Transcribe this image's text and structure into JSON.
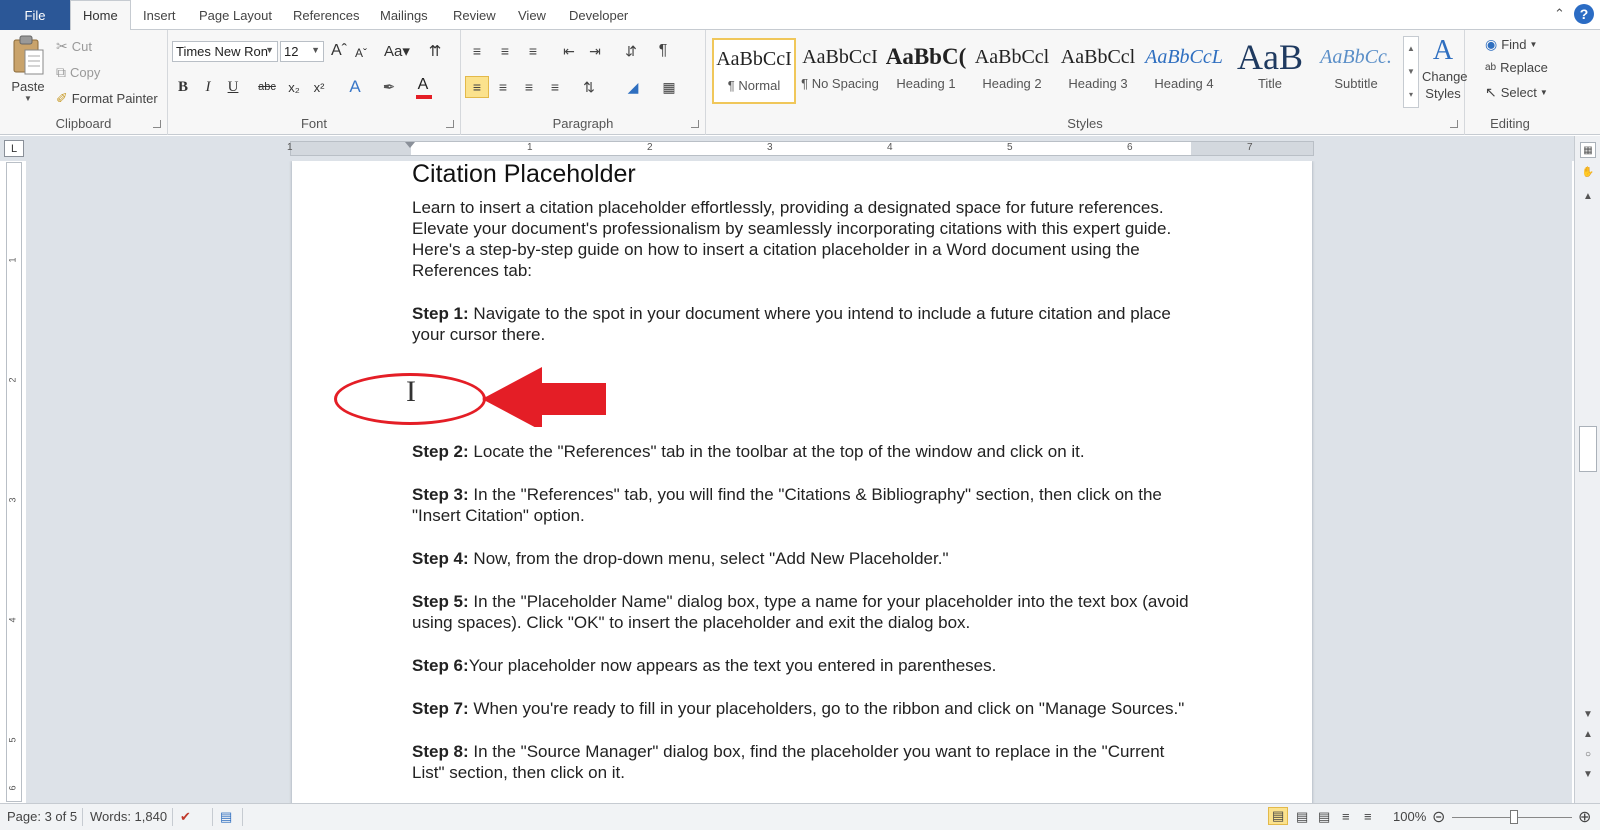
{
  "tabs": {
    "file": "File",
    "items": [
      "Home",
      "Insert",
      "Page Layout",
      "References",
      "Mailings",
      "Review",
      "View",
      "Developer"
    ]
  },
  "clipboard": {
    "paste": "Paste",
    "cut": "Cut",
    "copy": "Copy",
    "format_painter": "Format Painter",
    "label": "Clipboard"
  },
  "font": {
    "name": "Times New Ron",
    "size": "12",
    "label": "Font",
    "underline_color": "#e41e26"
  },
  "paragraph": {
    "label": "Paragraph"
  },
  "styles": {
    "label": "Styles",
    "items": [
      {
        "sample": "AaBbCcI",
        "name": "¶ Normal"
      },
      {
        "sample": "AaBbCcI",
        "name": "¶ No Spacing"
      },
      {
        "sample": "AaBbC(",
        "name": "Heading 1"
      },
      {
        "sample": "AaBbCcl",
        "name": "Heading 2"
      },
      {
        "sample": "AaBbCcl",
        "name": "Heading 3"
      },
      {
        "sample": "AaBbCcL",
        "name": "Heading 4"
      },
      {
        "sample": "AaB",
        "name": "Title"
      },
      {
        "sample": "AaBbCc.",
        "name": "Subtitle"
      }
    ],
    "change_styles": "Change Styles"
  },
  "editing": {
    "find": "Find",
    "replace": "Replace",
    "select": "Select",
    "label": "Editing"
  },
  "ruler": {
    "numbers": [
      "1",
      "1",
      "2",
      "3",
      "4",
      "5",
      "6",
      "7"
    ],
    "vnumbers": [
      "1",
      "2",
      "3",
      "4",
      "5",
      "6"
    ]
  },
  "document": {
    "title": "Citation Placeholder",
    "intro": "Learn to insert a citation placeholder effortlessly, providing a designated space for future references. Elevate your document's professionalism by seamlessly incorporating citations with this expert guide. Here's a step-by-step guide on how to insert a citation placeholder in a Word document using the References tab:",
    "steps": [
      {
        "label": "Step 1:",
        "text": " Navigate to the spot in your document where you intend to include a future citation and place your cursor there."
      },
      {
        "label": "Step 2:",
        "text": " Locate the \"References\" tab in the toolbar at the top of the window and click on it."
      },
      {
        "label": "Step 3:",
        "text": " In the \"References\" tab, you will find the \"Citations & Bibliography\" section, then click on the \"Insert Citation\" option."
      },
      {
        "label": "Step 4:",
        "text": " Now, from the drop-down menu, select \"Add New Placeholder.\""
      },
      {
        "label": "Step 5:",
        "text": " In the \"Placeholder Name\" dialog box, type a name for your placeholder into the text box (avoid using spaces). Click \"OK\" to insert the placeholder and exit the dialog box."
      },
      {
        "label": "Step 6:",
        "text": "Your placeholder now appears as the text you entered in parentheses."
      },
      {
        "label": "Step 7:",
        "text": " When you're ready to fill in your placeholders, go to the ribbon and click on \"Manage Sources.\""
      },
      {
        "label": "Step 8:",
        "text": " In the \"Source Manager\" dialog box, find the placeholder you want to replace in the \"Current List\" section, then click on it."
      }
    ],
    "annotation_color": "#e41e26"
  },
  "status": {
    "page": "Page: 3 of 5",
    "words": "Words: 1,840",
    "zoom": "100%"
  }
}
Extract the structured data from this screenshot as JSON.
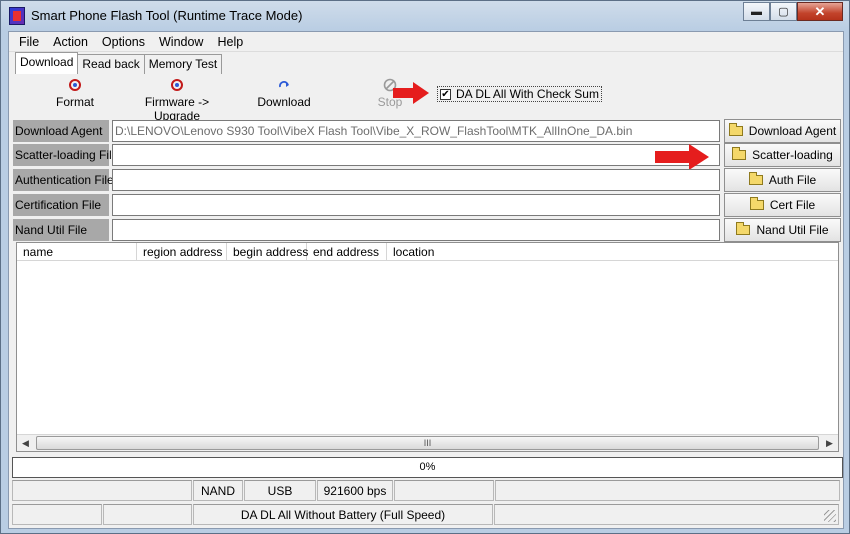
{
  "window": {
    "title": "Smart Phone Flash Tool (Runtime Trace Mode)",
    "controls": {
      "minimize": "▬",
      "maximize": "▢",
      "close": "✕"
    }
  },
  "menu": [
    "File",
    "Action",
    "Options",
    "Window",
    "Help"
  ],
  "tabs": [
    "Download",
    "Read back",
    "Memory Test"
  ],
  "toolbar": {
    "format": "Format",
    "firmware_upgrade": "Firmware -> Upgrade",
    "download": "Download",
    "stop": "Stop",
    "checksum_label": "DA DL All With Check Sum",
    "checksum_checked": true
  },
  "form": {
    "download_agent": {
      "label": "Download Agent",
      "value": "D:\\LENOVO\\Lenovo S930 Tool\\VibeX Flash Tool\\Vibe_X_ROW_FlashTool\\MTK_AllInOne_DA.bin",
      "button": "Download Agent"
    },
    "scatter": {
      "label": "Scatter-loading File",
      "value": "",
      "button": "Scatter-loading"
    },
    "auth": {
      "label": "Authentication File",
      "value": "",
      "button": "Auth File"
    },
    "cert": {
      "label": "Certification File",
      "value": "",
      "button": "Cert File"
    },
    "nand": {
      "label": "Nand Util File",
      "value": "",
      "button": "Nand Util File"
    }
  },
  "table": {
    "columns": [
      "name",
      "region address",
      "begin address",
      "end address",
      "location"
    ],
    "scroll_grip": "III"
  },
  "progress": {
    "value": 0,
    "text": "0%"
  },
  "status": {
    "row1": [
      "",
      "NAND",
      "USB",
      "921600 bps",
      "",
      ""
    ],
    "row2": [
      "",
      "",
      "DA DL All Without Battery (Full Speed)",
      ""
    ]
  },
  "colors": {
    "arrow": "#e51d1d",
    "label_bg": "#a8a8a8"
  },
  "icons": {
    "format": "format-icon",
    "firmware": "firmware-upgrade-icon",
    "download": "download-icon",
    "stop": "stop-icon",
    "folder": "folder-icon"
  }
}
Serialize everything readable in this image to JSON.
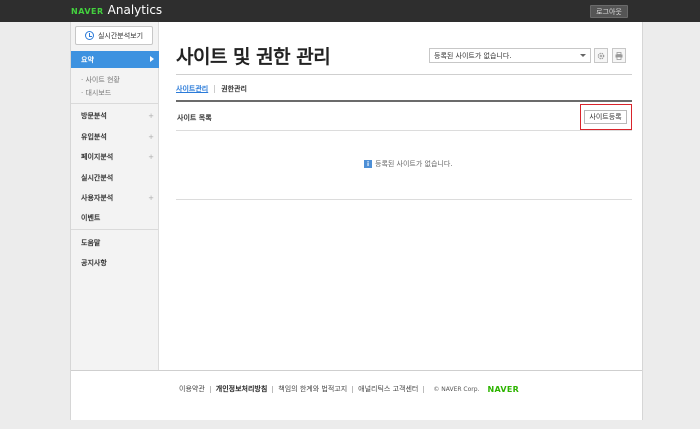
{
  "header": {
    "logo_brand": "NAVER",
    "logo_product": "Analytics",
    "logout_label": "로그아웃"
  },
  "sidebar": {
    "realtime_button": "실시간분석보기",
    "active_item": "요약",
    "sub_items": [
      "· 사이트 현황",
      "· 대시보드"
    ],
    "items": [
      {
        "label": "방문분석",
        "expandable": true
      },
      {
        "label": "유입분석",
        "expandable": true
      },
      {
        "label": "페이지분석",
        "expandable": true
      },
      {
        "label": "실시간분석",
        "expandable": false
      },
      {
        "label": "사용자분석",
        "expandable": true
      },
      {
        "label": "이벤트",
        "expandable": false
      }
    ],
    "bottom_items": [
      "도움말",
      "공지사항"
    ],
    "plus_glyph": "+"
  },
  "main": {
    "title": "사이트 및 권한 관리",
    "site_select_value": "등록된 사이트가 없습니다.",
    "tabs": [
      {
        "label": "사이트관리",
        "active": true
      },
      {
        "label": "권한관리",
        "active": false
      }
    ],
    "list_label": "사이트 목록",
    "register_button": "사이트등록",
    "empty_message": "등록된 사이트가 없습니다.",
    "info_glyph": "i"
  },
  "footer": {
    "links": [
      "이용약관",
      "개인정보처리방침",
      "책임의 한계와 법적고지",
      "애널리틱스 고객센터"
    ],
    "bold_link_index": 1,
    "copyright": "© NAVER Corp.",
    "brand": "NAVER"
  },
  "colors": {
    "accent": "#3d92e0",
    "naver_green": "#2db400",
    "highlight_red": "#d9242b"
  }
}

**SET EXERCISE**
Without the pictures, write out every entry precisely as it appears.

**REPLY TO THE EXERCISE**
Transcribe this image's text and structure into JSON.
{
  "tabs": {
    "file": "File",
    "items": [
      "Home",
      "Insert",
      "Page Layout",
      "References",
      "Mailings",
      "Review",
      "View",
      "Developer"
    ]
  },
  "clipboard": {
    "paste": "Paste",
    "cut": "Cut",
    "copy": "Copy",
    "format_painter": "Format Painter",
    "label": "Clipboard"
  },
  "font": {
    "name": "Times New Ron",
    "size": "12",
    "label": "Font",
    "underline_color": "#e41e26"
  },
  "paragraph": {
    "label": "Paragraph"
  },
  "styles": {
    "label": "Styles",
    "items": [
      {
        "sample": "AaBbCcI",
        "name": "¶ Normal"
      },
      {
        "sample": "AaBbCcI",
        "name": "¶ No Spacing"
      },
      {
        "sample": "AaBbC(",
        "name": "Heading 1"
      },
      {
        "sample": "AaBbCcl",
        "name": "Heading 2"
      },
      {
        "sample": "AaBbCcl",
        "name": "Heading 3"
      },
      {
        "sample": "AaBbCcL",
        "name": "Heading 4"
      },
      {
        "sample": "AaB",
        "name": "Title"
      },
      {
        "sample": "AaBbCc.",
        "name": "Subtitle"
      }
    ],
    "change_styles": "Change Styles"
  },
  "editing": {
    "find": "Find",
    "replace": "Replace",
    "select": "Select",
    "label": "Editing"
  },
  "ruler": {
    "numbers": [
      "1",
      "1",
      "2",
      "3",
      "4",
      "5",
      "6",
      "7"
    ],
    "vnumbers": [
      "1",
      "2",
      "3",
      "4",
      "5",
      "6"
    ]
  },
  "document": {
    "title": "Citation Placeholder",
    "intro": "Learn to insert a citation placeholder effortlessly, providing a designated space for future references. Elevate your document's professionalism by seamlessly incorporating citations with this expert guide. Here's a step-by-step guide on how to insert a citation placeholder in a Word document using the References tab:",
    "steps": [
      {
        "label": "Step 1:",
        "text": " Navigate to the spot in your document where you intend to include a future citation and place your cursor there."
      },
      {
        "label": "Step 2:",
        "text": " Locate the \"References\" tab in the toolbar at the top of the window and click on it."
      },
      {
        "label": "Step 3:",
        "text": " In the \"References\" tab, you will find the \"Citations & Bibliography\" section, then click on the \"Insert Citation\" option."
      },
      {
        "label": "Step 4:",
        "text": " Now, from the drop-down menu, select \"Add New Placeholder.\""
      },
      {
        "label": "Step 5:",
        "text": " In the \"Placeholder Name\" dialog box, type a name for your placeholder into the text box (avoid using spaces). Click \"OK\" to insert the placeholder and exit the dialog box."
      },
      {
        "label": "Step 6:",
        "text": "Your placeholder now appears as the text you entered in parentheses."
      },
      {
        "label": "Step 7:",
        "text": " When you're ready to fill in your placeholders, go to the ribbon and click on \"Manage Sources.\""
      },
      {
        "label": "Step 8:",
        "text": " In the \"Source Manager\" dialog box, find the placeholder you want to replace in the \"Current List\" section, then click on it."
      }
    ],
    "annotation_color": "#e41e26"
  },
  "status": {
    "page": "Page: 3 of 5",
    "words": "Words: 1,840",
    "zoom": "100%"
  }
}
Extract the structured data from this screenshot as JSON.
{
  "window": {
    "title": "Smart Phone Flash Tool (Runtime Trace Mode)",
    "controls": {
      "minimize": "▬",
      "maximize": "▢",
      "close": "✕"
    }
  },
  "menu": [
    "File",
    "Action",
    "Options",
    "Window",
    "Help"
  ],
  "tabs": [
    "Download",
    "Read back",
    "Memory Test"
  ],
  "toolbar": {
    "format": "Format",
    "firmware_upgrade": "Firmware -> Upgrade",
    "download": "Download",
    "stop": "Stop",
    "checksum_label": "DA DL All With Check Sum",
    "checksum_checked": true
  },
  "form": {
    "download_agent": {
      "label": "Download Agent",
      "value": "D:\\LENOVO\\Lenovo S930 Tool\\VibeX Flash Tool\\Vibe_X_ROW_FlashTool\\MTK_AllInOne_DA.bin",
      "button": "Download Agent"
    },
    "scatter": {
      "label": "Scatter-loading File",
      "value": "",
      "button": "Scatter-loading"
    },
    "auth": {
      "label": "Authentication File",
      "value": "",
      "button": "Auth File"
    },
    "cert": {
      "label": "Certification File",
      "value": "",
      "button": "Cert File"
    },
    "nand": {
      "label": "Nand Util File",
      "value": "",
      "button": "Nand Util File"
    }
  },
  "table": {
    "columns": [
      "name",
      "region address",
      "begin address",
      "end address",
      "location"
    ],
    "scroll_grip": "III"
  },
  "progress": {
    "value": 0,
    "text": "0%"
  },
  "status": {
    "row1": [
      "",
      "NAND",
      "USB",
      "921600 bps",
      "",
      ""
    ],
    "row2": [
      "",
      "",
      "DA DL All Without Battery (Full Speed)",
      ""
    ]
  },
  "colors": {
    "arrow": "#e51d1d",
    "label_bg": "#a8a8a8"
  },
  "icons": {
    "format": "format-icon",
    "firmware": "firmware-upgrade-icon",
    "download": "download-icon",
    "stop": "stop-icon",
    "folder": "folder-icon"
  }
}
Serialize everything readable in this image to JSON.
{
  "header": {
    "logo_brand": "NAVER",
    "logo_product": "Analytics",
    "logout_label": "로그아웃"
  },
  "sidebar": {
    "realtime_button": "실시간분석보기",
    "active_item": "요약",
    "sub_items": [
      "· 사이트 현황",
      "· 대시보드"
    ],
    "items": [
      {
        "label": "방문분석",
        "expandable": true
      },
      {
        "label": "유입분석",
        "expandable": true
      },
      {
        "label": "페이지분석",
        "expandable": true
      },
      {
        "label": "실시간분석",
        "expandable": false
      },
      {
        "label": "사용자분석",
        "expandable": true
      },
      {
        "label": "이벤트",
        "expandable": false
      }
    ],
    "bottom_items": [
      "도움말",
      "공지사항"
    ],
    "plus_glyph": "+"
  },
  "main": {
    "title": "사이트 및 권한 관리",
    "site_select_value": "등록된 사이트가 없습니다.",
    "tabs": [
      {
        "label": "사이트관리",
        "active": true
      },
      {
        "label": "권한관리",
        "active": false
      }
    ],
    "list_label": "사이트 목록",
    "register_button": "사이트등록",
    "empty_message": "등록된 사이트가 없습니다.",
    "info_glyph": "i"
  },
  "footer": {
    "links": [
      "이용약관",
      "개인정보처리방침",
      "책임의 한계와 법적고지",
      "애널리틱스 고객센터"
    ],
    "bold_link_index": 1,
    "copyright": "© NAVER Corp.",
    "brand": "NAVER"
  },
  "colors": {
    "accent": "#3d92e0",
    "naver_green": "#2db400",
    "highlight_red": "#d9242b"
  }
}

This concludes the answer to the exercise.